**REQUIREMENTS:** Below are the records; copy each line in them that holds the word "What".

Data excerpts
:::::

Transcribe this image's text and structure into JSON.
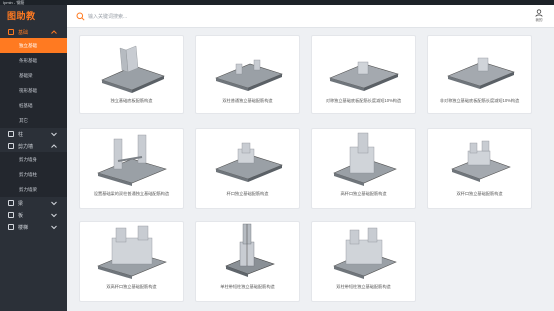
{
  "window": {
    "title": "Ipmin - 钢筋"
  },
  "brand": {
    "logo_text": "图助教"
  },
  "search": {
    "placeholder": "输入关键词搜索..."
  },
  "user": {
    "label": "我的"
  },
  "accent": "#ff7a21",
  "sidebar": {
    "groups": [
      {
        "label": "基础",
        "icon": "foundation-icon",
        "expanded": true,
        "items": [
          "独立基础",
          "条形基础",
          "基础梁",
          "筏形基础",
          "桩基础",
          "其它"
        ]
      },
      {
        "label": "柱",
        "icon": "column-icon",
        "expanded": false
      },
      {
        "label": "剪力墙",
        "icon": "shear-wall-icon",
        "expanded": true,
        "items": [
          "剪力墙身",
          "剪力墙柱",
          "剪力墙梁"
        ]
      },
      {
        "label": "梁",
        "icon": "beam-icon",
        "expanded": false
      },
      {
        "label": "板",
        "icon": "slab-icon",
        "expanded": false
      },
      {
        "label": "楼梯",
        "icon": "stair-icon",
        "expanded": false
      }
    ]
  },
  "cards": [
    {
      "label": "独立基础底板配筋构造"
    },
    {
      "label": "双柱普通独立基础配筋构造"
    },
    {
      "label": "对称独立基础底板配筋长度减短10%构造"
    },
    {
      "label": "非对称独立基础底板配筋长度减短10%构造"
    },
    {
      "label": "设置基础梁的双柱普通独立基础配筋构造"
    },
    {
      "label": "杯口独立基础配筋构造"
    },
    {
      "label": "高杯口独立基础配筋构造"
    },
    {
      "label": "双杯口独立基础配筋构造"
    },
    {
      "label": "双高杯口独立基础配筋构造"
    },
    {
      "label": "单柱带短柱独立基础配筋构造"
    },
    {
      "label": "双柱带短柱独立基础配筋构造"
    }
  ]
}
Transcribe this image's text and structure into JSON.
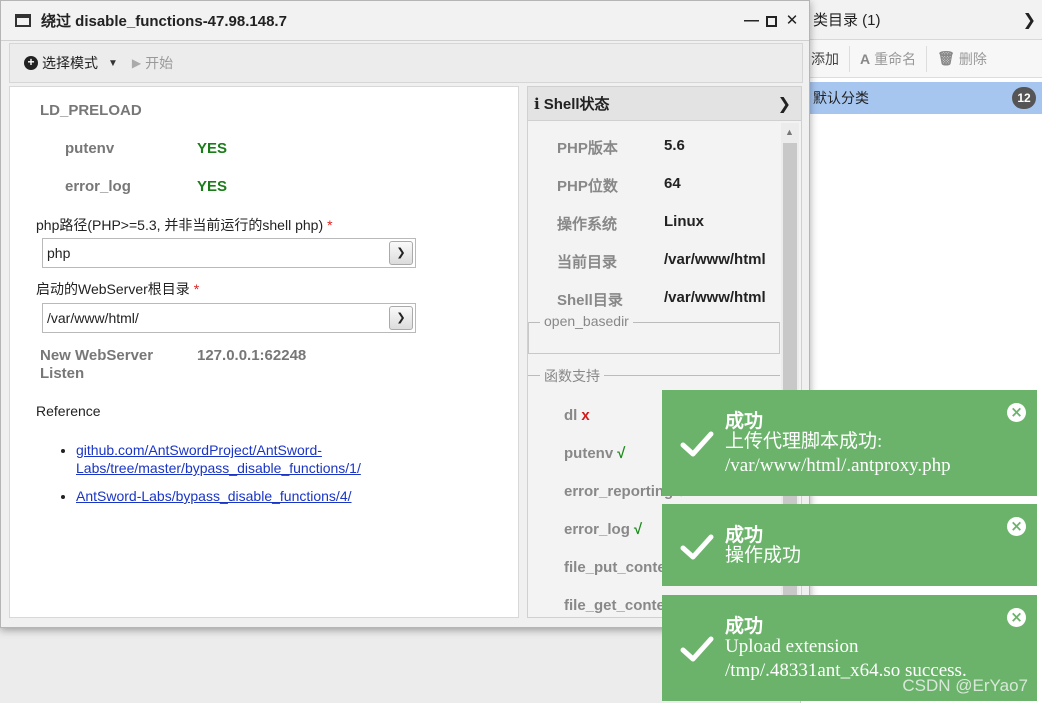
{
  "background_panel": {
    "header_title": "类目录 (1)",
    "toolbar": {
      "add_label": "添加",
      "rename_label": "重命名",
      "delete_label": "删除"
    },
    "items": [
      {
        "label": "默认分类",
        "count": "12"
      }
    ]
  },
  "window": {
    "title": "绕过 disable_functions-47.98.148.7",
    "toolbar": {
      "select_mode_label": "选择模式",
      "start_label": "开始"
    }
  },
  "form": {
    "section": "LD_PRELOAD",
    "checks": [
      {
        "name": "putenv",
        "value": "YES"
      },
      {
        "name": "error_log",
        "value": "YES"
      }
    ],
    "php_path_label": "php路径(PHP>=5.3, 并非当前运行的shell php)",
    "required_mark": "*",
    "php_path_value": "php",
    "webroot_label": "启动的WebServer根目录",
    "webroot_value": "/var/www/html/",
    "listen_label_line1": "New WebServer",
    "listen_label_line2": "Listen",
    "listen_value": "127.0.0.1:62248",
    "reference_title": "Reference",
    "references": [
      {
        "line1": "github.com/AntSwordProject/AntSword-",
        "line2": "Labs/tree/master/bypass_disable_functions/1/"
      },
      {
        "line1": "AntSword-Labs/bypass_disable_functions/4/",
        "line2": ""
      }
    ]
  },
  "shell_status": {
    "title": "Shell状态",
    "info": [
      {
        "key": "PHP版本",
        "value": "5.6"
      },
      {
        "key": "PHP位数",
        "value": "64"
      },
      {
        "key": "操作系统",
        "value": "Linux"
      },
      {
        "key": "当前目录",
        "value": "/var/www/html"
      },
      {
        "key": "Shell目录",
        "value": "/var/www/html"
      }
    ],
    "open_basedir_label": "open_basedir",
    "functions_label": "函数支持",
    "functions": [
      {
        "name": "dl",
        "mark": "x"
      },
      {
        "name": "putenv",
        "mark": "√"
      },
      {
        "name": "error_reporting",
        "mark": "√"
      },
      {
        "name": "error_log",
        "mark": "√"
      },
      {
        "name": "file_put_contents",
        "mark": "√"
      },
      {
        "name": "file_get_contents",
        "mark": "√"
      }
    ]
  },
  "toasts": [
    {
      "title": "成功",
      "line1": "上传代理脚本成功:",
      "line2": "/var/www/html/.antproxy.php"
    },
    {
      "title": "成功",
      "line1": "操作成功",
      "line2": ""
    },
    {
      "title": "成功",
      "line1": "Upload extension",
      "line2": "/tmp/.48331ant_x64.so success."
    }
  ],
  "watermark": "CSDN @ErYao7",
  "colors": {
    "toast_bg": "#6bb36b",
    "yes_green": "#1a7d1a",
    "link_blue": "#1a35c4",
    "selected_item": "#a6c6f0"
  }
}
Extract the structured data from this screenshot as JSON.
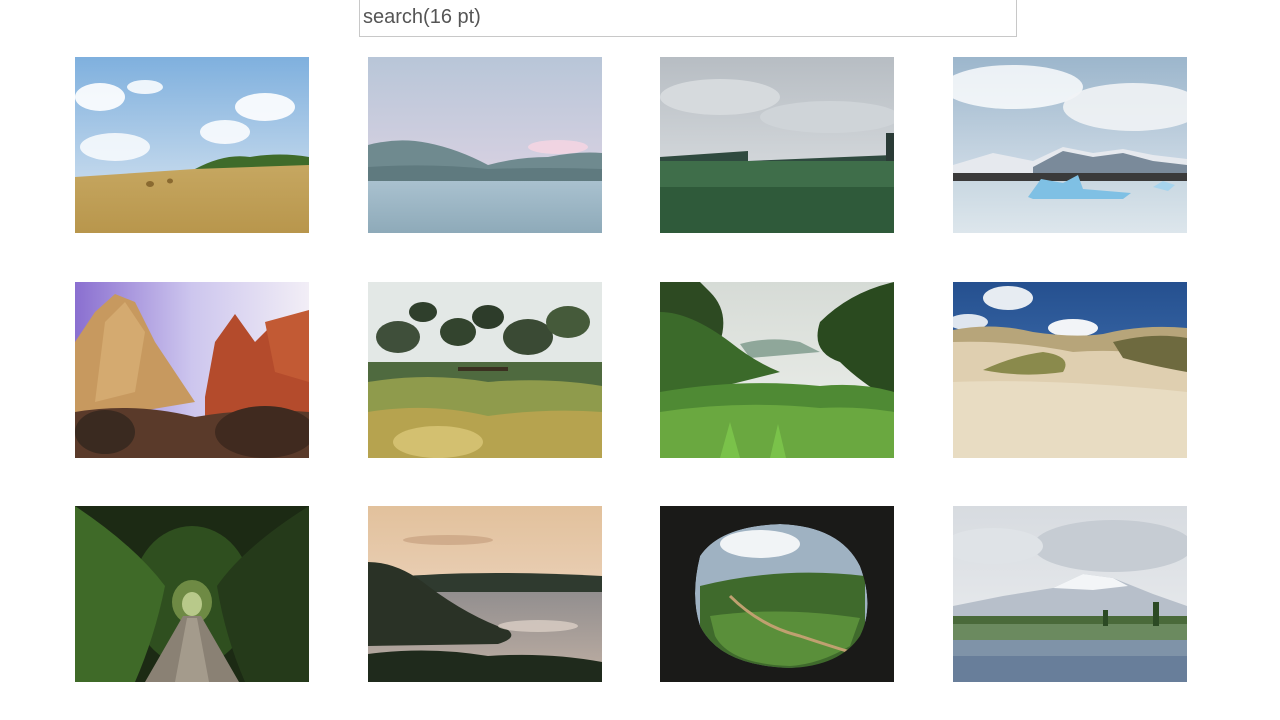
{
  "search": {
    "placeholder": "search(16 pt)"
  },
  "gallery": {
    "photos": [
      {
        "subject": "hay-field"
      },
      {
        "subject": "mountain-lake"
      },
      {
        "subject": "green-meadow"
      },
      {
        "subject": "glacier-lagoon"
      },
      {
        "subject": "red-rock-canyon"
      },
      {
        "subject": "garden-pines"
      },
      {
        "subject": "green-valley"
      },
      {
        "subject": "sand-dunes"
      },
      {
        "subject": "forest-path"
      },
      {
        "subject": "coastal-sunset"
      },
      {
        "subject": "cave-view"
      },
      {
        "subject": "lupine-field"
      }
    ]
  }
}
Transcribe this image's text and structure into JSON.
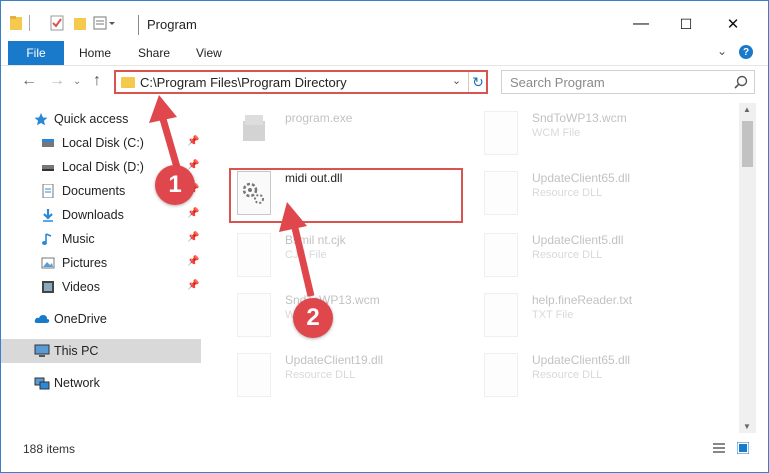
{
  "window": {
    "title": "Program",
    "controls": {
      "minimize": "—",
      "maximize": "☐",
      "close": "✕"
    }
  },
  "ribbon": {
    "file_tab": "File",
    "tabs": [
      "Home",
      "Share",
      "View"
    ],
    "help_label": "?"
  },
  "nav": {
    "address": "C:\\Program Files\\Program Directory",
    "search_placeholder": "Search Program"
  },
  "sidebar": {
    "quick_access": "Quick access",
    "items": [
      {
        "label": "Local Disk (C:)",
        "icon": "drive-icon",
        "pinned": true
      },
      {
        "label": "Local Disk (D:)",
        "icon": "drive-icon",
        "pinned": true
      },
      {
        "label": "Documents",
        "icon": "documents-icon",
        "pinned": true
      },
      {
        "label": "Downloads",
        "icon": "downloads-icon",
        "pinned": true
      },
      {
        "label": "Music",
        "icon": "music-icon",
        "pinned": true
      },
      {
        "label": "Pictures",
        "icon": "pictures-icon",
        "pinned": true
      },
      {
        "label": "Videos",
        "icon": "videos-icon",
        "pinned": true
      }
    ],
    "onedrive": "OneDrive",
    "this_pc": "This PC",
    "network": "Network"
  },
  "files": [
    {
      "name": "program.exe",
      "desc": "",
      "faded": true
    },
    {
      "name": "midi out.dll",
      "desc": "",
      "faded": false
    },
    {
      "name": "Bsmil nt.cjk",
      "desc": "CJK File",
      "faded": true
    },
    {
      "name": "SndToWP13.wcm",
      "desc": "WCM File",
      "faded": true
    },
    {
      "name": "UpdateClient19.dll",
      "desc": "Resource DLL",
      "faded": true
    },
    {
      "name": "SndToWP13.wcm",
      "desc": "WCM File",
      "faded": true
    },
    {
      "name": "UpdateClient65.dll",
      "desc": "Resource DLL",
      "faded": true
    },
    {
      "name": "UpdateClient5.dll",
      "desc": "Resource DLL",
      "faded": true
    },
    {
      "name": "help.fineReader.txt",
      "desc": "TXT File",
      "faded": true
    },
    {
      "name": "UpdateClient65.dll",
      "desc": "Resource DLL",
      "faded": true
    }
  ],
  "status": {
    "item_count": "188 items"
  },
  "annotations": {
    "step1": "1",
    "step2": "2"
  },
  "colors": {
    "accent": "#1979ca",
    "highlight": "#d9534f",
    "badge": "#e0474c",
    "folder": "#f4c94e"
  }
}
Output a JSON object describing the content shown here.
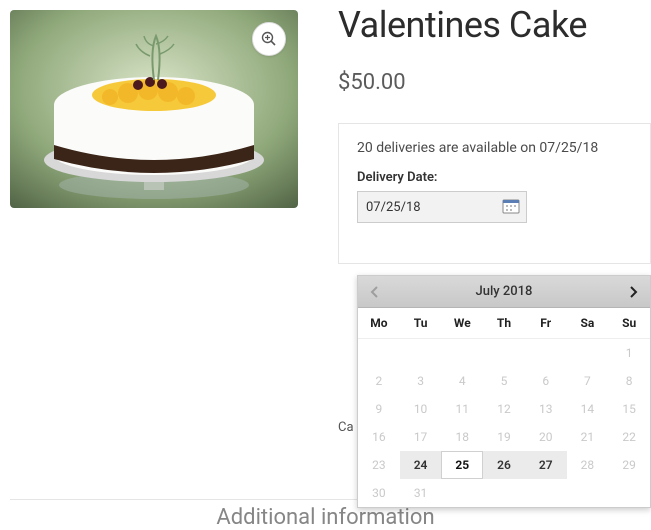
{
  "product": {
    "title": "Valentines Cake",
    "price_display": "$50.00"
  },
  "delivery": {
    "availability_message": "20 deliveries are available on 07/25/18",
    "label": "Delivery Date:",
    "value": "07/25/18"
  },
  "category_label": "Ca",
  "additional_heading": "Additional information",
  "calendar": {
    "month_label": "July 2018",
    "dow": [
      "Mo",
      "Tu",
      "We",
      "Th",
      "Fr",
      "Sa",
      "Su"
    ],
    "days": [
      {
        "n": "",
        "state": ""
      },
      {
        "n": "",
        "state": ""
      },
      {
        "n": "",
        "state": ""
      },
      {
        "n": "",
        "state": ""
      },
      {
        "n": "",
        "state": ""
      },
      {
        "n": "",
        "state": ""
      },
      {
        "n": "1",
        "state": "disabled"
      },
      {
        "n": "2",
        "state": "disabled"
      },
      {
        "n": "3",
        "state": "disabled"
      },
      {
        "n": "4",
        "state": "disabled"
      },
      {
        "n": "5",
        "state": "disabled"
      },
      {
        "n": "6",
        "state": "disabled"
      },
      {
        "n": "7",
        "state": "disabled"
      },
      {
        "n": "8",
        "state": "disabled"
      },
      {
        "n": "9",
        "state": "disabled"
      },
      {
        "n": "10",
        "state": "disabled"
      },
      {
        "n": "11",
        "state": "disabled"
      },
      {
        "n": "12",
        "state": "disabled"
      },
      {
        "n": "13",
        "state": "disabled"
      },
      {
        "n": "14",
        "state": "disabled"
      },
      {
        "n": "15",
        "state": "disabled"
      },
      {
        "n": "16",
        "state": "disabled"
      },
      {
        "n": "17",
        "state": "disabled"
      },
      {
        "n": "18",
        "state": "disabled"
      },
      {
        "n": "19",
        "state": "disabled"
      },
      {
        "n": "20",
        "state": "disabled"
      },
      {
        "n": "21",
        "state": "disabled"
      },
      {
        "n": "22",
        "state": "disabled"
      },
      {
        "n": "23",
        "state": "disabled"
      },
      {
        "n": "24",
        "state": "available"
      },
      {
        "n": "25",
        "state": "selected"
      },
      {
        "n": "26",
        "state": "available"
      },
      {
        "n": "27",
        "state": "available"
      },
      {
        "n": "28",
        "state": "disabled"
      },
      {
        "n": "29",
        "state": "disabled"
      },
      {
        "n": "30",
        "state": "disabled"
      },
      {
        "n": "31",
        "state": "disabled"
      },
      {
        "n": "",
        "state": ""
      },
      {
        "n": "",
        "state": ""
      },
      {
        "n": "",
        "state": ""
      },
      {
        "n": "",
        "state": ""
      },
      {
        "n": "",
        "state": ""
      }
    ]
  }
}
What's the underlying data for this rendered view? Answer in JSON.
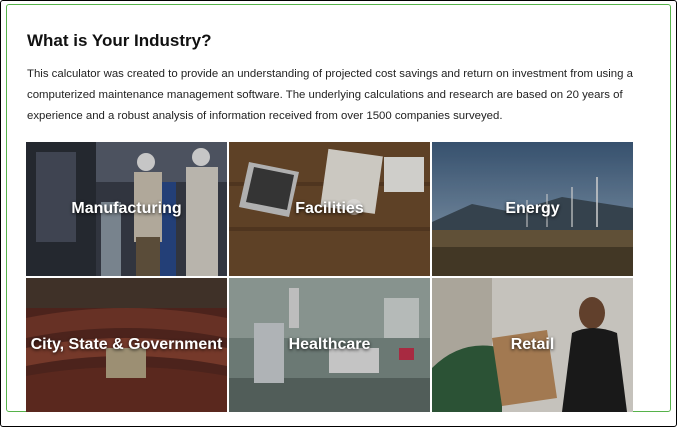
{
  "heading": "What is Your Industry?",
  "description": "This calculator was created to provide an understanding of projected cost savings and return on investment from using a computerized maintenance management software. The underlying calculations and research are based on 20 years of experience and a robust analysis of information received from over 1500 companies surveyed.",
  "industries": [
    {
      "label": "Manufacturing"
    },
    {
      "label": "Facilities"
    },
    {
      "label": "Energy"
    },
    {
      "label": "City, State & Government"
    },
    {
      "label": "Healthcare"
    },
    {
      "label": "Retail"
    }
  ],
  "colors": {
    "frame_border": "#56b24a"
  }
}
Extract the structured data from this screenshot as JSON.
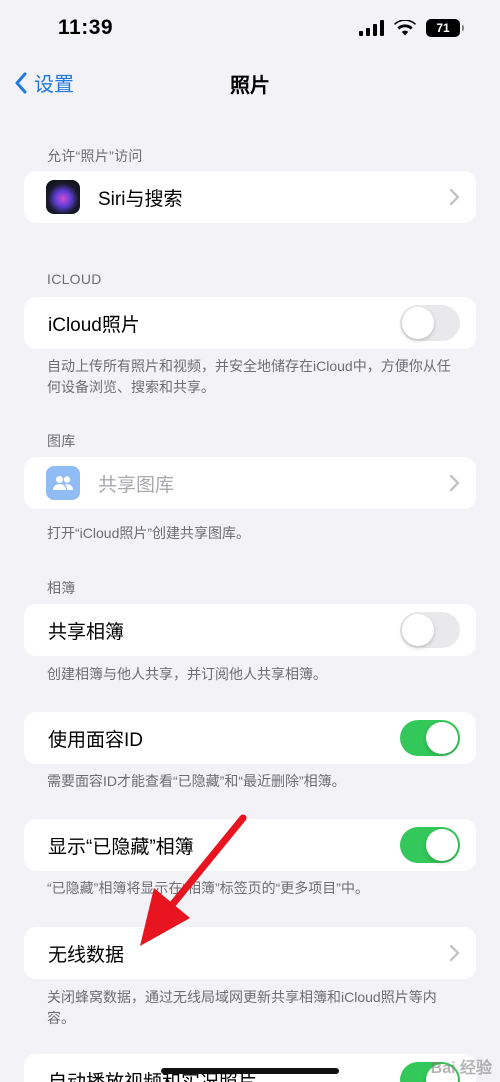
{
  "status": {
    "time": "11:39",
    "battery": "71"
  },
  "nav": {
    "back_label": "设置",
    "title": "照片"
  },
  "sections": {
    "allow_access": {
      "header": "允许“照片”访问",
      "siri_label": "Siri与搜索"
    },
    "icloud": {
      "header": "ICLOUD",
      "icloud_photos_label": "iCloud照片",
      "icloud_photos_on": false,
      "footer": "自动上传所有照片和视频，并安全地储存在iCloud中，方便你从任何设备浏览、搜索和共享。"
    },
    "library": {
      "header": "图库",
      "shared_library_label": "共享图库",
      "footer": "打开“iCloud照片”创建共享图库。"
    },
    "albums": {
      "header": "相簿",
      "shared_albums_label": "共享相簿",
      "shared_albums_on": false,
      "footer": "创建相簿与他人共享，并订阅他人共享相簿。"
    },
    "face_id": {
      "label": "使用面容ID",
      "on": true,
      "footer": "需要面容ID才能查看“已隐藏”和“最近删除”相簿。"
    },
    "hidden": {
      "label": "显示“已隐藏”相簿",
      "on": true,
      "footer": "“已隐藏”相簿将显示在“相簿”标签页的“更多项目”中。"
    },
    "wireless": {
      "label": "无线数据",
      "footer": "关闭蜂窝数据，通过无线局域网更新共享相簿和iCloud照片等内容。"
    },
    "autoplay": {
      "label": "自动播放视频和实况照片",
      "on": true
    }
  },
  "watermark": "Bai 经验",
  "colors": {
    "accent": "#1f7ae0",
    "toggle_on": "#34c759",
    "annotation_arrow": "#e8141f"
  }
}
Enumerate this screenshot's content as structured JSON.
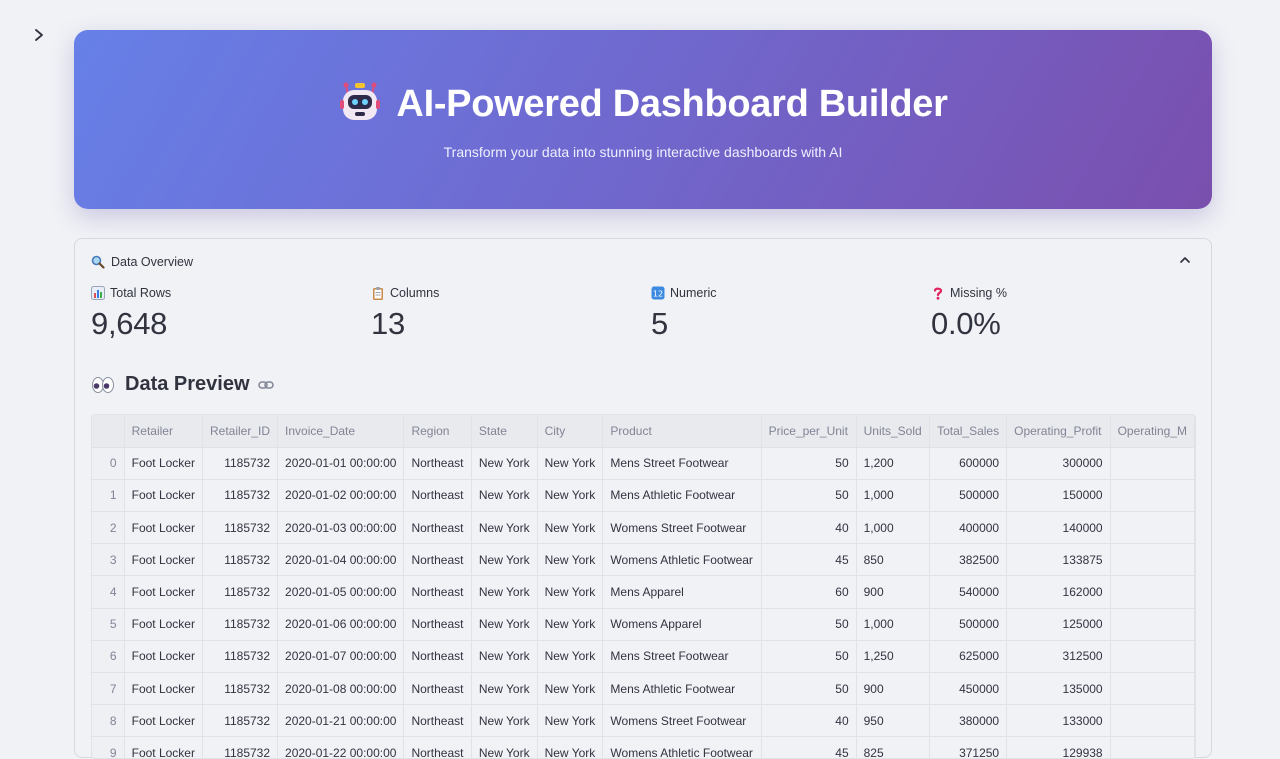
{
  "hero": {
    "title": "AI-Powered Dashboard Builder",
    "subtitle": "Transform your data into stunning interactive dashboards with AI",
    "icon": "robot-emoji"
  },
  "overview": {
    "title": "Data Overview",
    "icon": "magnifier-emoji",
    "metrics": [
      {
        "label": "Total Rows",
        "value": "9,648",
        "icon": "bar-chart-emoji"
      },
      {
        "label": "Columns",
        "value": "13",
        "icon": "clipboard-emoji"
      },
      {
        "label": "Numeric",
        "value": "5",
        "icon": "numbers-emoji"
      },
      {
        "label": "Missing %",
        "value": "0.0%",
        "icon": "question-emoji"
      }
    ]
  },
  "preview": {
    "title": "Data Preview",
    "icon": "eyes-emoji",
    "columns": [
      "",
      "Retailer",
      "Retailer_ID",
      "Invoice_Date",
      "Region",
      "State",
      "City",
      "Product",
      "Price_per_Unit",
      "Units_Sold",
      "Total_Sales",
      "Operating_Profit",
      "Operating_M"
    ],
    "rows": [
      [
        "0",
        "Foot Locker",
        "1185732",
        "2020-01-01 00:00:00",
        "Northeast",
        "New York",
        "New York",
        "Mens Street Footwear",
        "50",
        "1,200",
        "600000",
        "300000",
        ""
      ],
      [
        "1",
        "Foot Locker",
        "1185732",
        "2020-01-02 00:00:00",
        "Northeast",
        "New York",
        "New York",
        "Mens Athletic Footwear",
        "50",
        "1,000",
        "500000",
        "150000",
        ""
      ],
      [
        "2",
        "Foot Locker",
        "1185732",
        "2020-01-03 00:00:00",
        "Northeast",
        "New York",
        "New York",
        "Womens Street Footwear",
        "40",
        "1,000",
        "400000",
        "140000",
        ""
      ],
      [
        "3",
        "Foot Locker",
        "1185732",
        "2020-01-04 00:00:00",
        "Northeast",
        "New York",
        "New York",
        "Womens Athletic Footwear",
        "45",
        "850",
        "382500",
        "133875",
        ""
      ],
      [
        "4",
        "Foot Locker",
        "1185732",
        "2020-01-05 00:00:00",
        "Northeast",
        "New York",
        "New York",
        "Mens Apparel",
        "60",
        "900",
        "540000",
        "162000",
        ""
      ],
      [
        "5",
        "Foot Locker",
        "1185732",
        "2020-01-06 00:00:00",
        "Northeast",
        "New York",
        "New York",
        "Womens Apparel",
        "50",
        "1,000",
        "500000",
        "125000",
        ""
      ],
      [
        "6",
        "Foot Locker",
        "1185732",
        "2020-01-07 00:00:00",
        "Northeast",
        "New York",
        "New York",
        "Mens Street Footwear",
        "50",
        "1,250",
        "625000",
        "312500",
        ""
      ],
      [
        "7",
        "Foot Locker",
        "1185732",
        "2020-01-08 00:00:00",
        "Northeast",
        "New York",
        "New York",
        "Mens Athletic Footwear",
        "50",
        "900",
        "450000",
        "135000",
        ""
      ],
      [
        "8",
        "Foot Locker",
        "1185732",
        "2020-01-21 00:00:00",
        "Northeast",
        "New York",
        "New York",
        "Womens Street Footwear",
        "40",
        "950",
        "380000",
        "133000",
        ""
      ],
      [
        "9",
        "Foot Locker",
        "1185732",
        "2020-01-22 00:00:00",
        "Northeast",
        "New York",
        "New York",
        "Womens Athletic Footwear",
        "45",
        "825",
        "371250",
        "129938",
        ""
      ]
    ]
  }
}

:::::

**ANSWER TO THE PROBLEM:**
What's the underlying data for this rendered view? Answer in JSON.
  "heading": "What is Your Industry?",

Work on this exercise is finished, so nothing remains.